:: Exercise goal ::
In the copy, include every entry exactly but none of the pictures.

:: Records for the exercise ::
= = = =

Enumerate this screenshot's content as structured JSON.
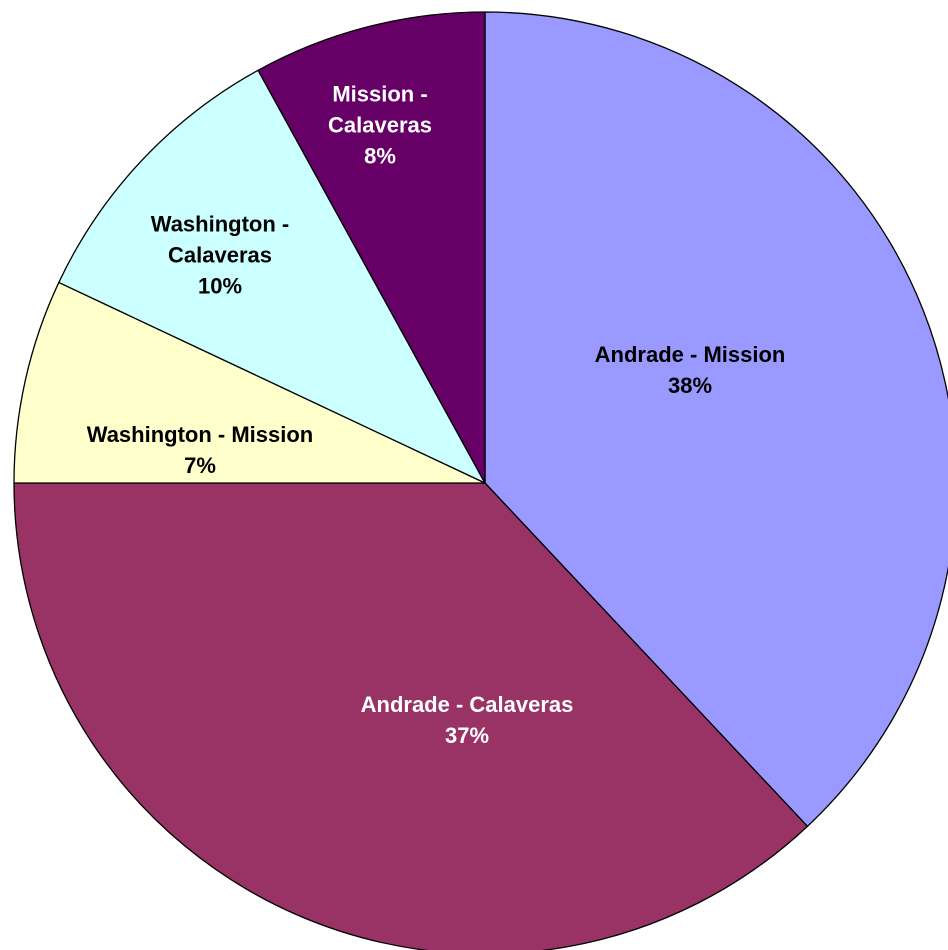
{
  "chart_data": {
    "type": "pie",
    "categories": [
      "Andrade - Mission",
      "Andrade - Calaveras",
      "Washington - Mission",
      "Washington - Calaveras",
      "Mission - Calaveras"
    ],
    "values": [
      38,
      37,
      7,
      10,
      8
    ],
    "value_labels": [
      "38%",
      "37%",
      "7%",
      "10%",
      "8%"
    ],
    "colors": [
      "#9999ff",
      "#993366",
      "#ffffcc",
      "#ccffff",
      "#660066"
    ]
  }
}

= = = =

:: Answer to this problem ::
Enumerate this screenshot's content as structured JSON.
{
  "chart_data": {
    "type": "pie",
    "categories": [
      "Andrade - Mission",
      "Andrade - Calaveras",
      "Washington - Mission",
      "Washington - Calaveras",
      "Mission - Calaveras"
    ],
    "values": [
      38,
      37,
      7,
      10,
      8
    ],
    "value_labels": [
      "38%",
      "37%",
      "7%",
      "10%",
      "8%"
    ],
    "colors": [
      "#9999ff",
      "#993366",
      "#ffffcc",
      "#ccffff",
      "#660066"
    ]
  }
}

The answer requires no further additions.